= What you need to do =
Only the lines from the one with "What does this" to the end of the data below should be given again, exactly, with both ends included and pictures omitted.

= Records supplied =
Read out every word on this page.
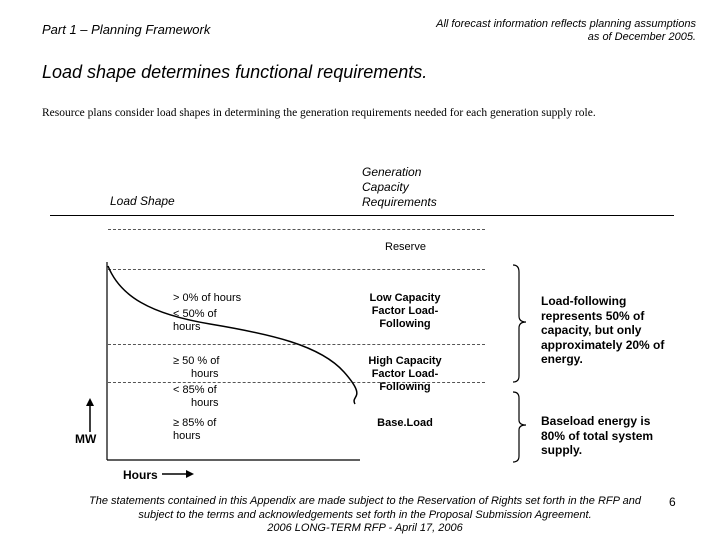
Part 1 – Planning Framework	All forecast information reflects planning assumptions as of December 2005.
Load shape determines functional requirements.
Resource plans consider load shapes in determining the generation requirements needed for each generation supply role.
Load Shape
Generation
Capacity
Requirements
Reserve
> 0% of hours
< 50% of
hours
Low Capacity Factor Load-Following
≥ 50 % of
hours
< 85% of
hours
High Capacity Factor Load-Following
≥ 85% of
hours
Base.Load
Load-following represents 50% of capacity, but only approximately 20% of energy.
Baseload energy is 80% of total system supply.
MW
Hours
The statements contained in this Appendix are made subject to the Reservation of Rights set forth in the RFP and subject to the terms and acknowledgements set forth in the Proposal Submission Agreement.
2006 LONG-TERM RFP - April 17, 2006
6
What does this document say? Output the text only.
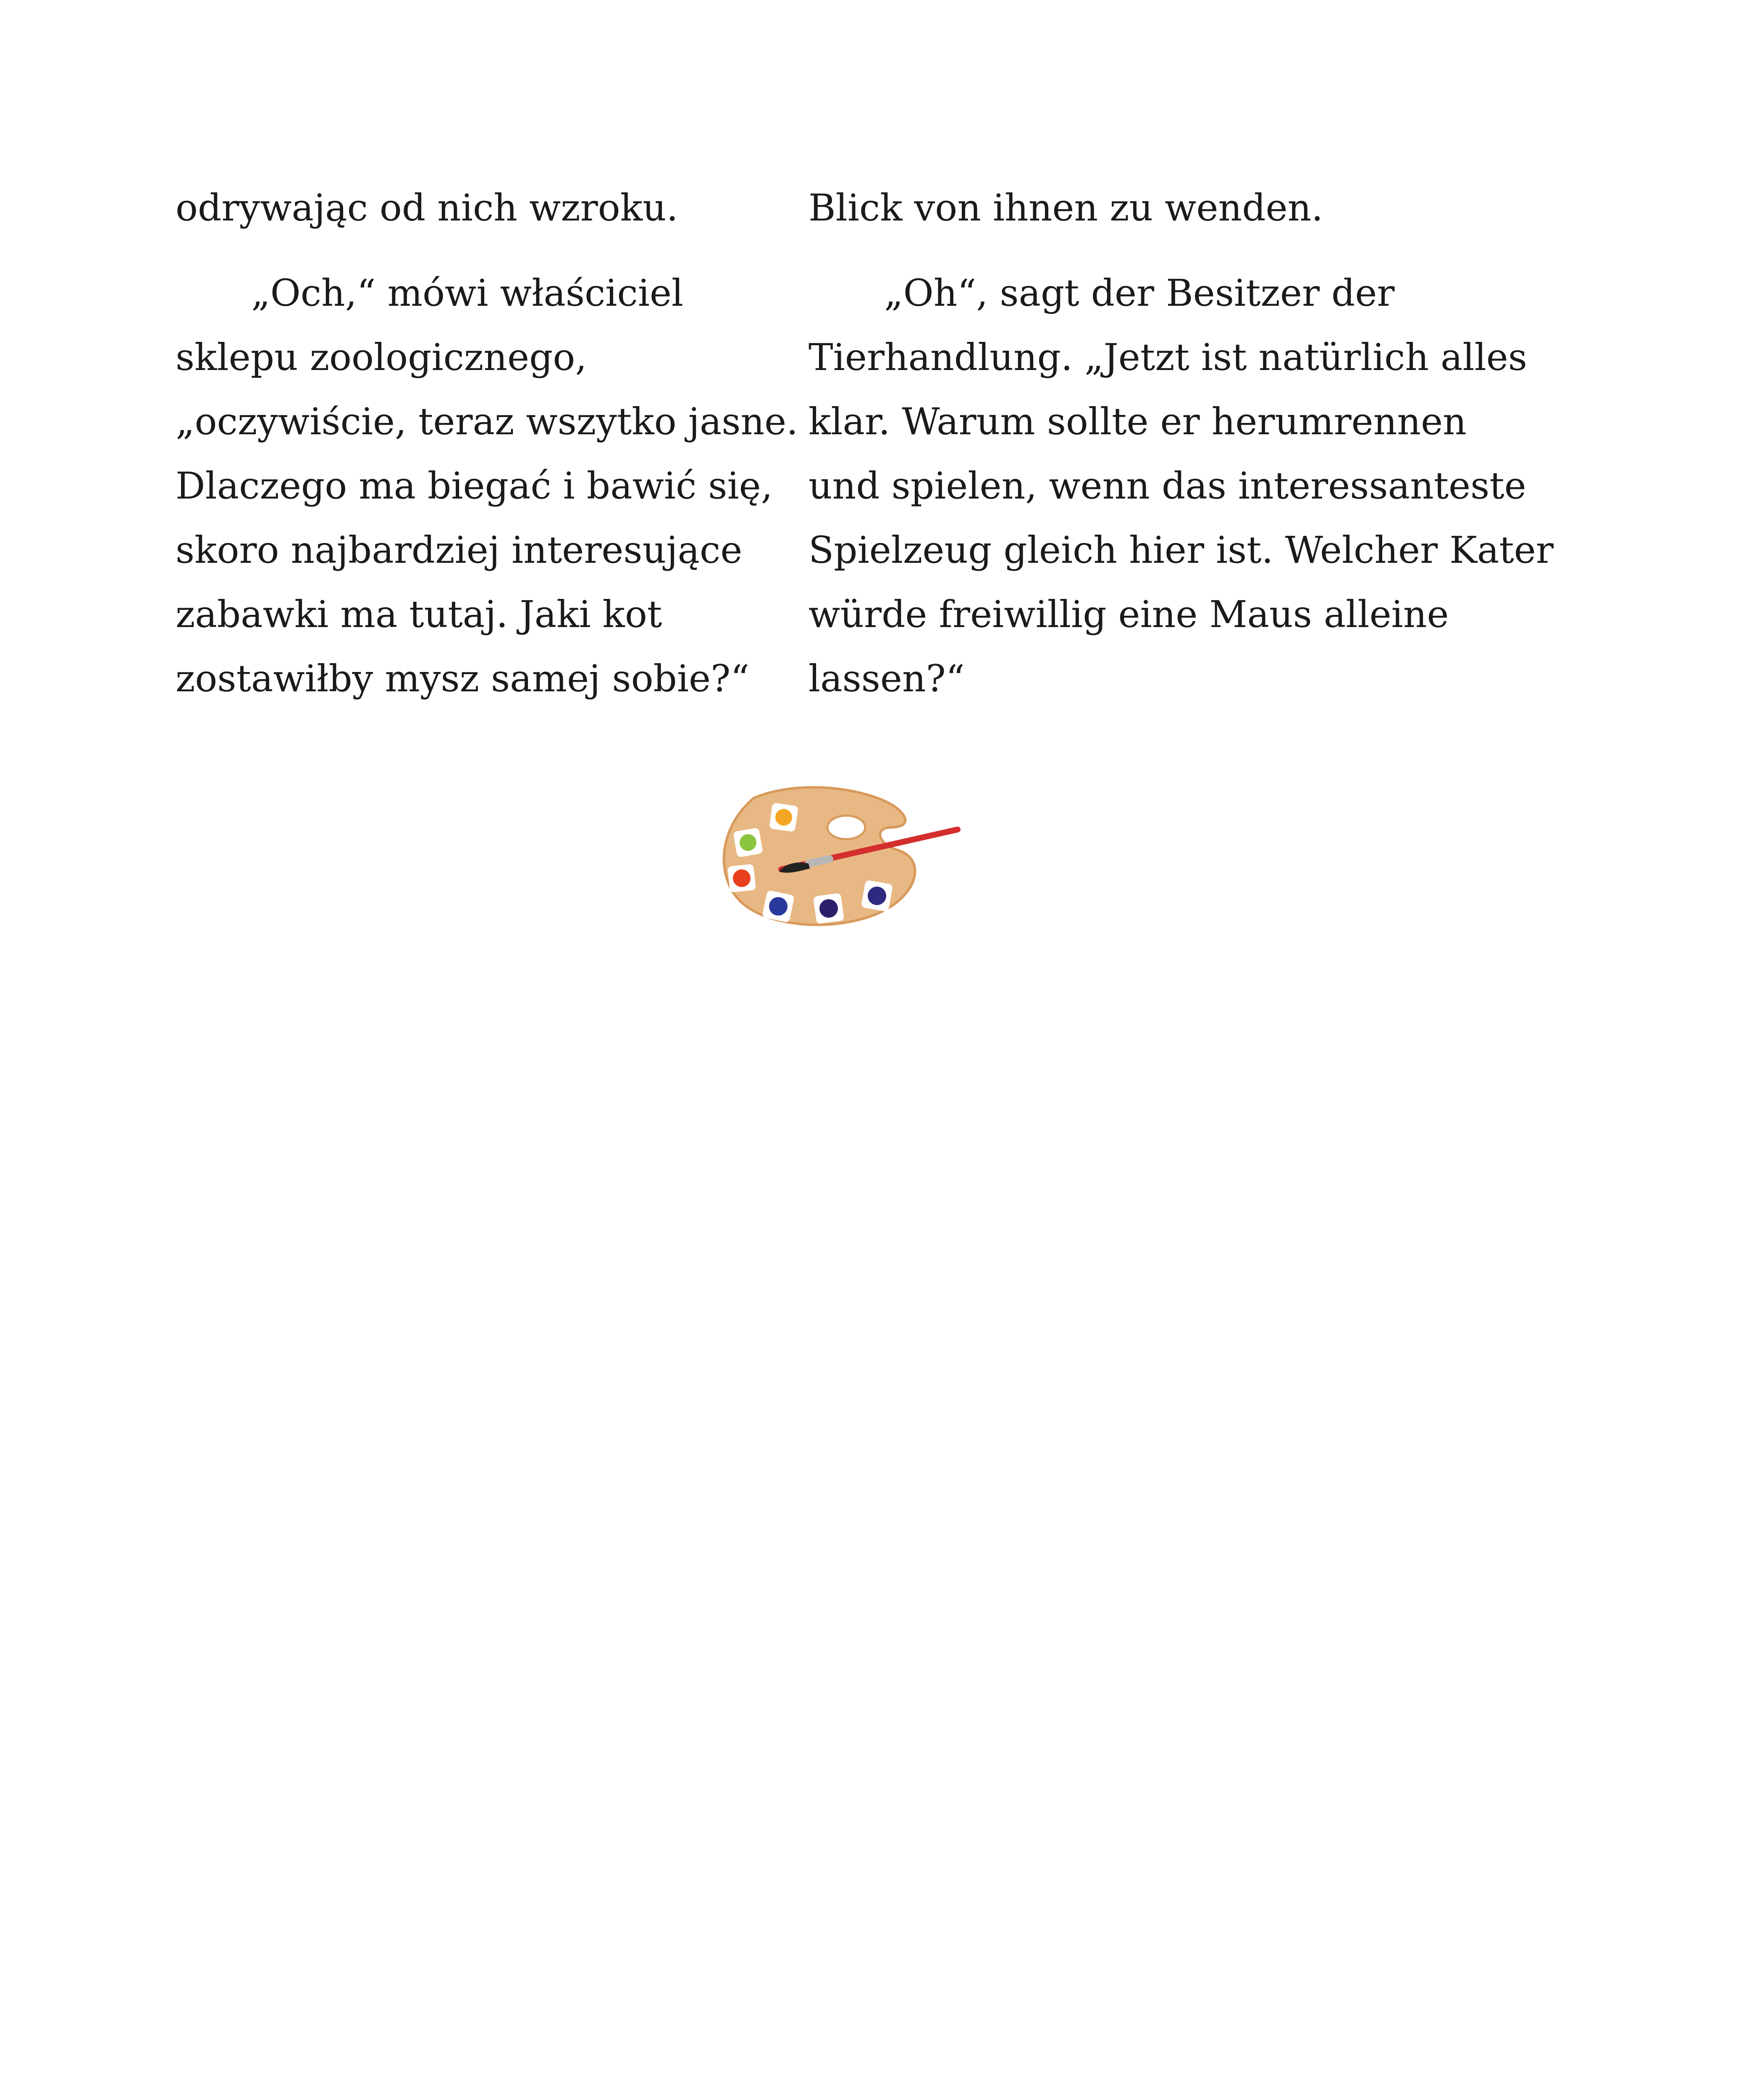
odrywając od nich wzroku.
„Och,“ mówi właściciel
sklepu zoologicznego,
„oczywiście, teraz wszytko jasne.
Dlaczego ma biegać i bawić się,
skoro najbardziej interesujące
zabawki ma tutaj. Jaki kot
zostawiłby mysz samej sobie?“
Blick von ihnen zu wenden.
„Oh“, sagt der Besitzer der
Tierhandlung. „Jetzt ist natürlich alles
klar. Warum sollte er herumrennen
und spielen, wenn das interessanteste
Spielzeug gleich hier ist. Welcher Kater
würde freiwillig eine Maus alleine
lassen?“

= Reply to the exercise =
What does this document say? Output the text only.
odrywając od nich wzroku.
„Och,“ mówi właściciel
sklepu zoologicznego,
„oczywiście, teraz wszytko jasne.
Dlaczego ma biegać i bawić się,
skoro najbardziej interesujące
zabawki ma tutaj. Jaki kot
zostawiłby mysz samej sobie?“
Blick von ihnen zu wenden.
„Oh“, sagt der Besitzer der
Tierhandlung. „Jetzt ist natürlich alles
klar. Warum sollte er herumrennen
und spielen, wenn das interessanteste
Spielzeug gleich hier ist. Welcher Kater
würde freiwillig eine Maus alleine
lassen?“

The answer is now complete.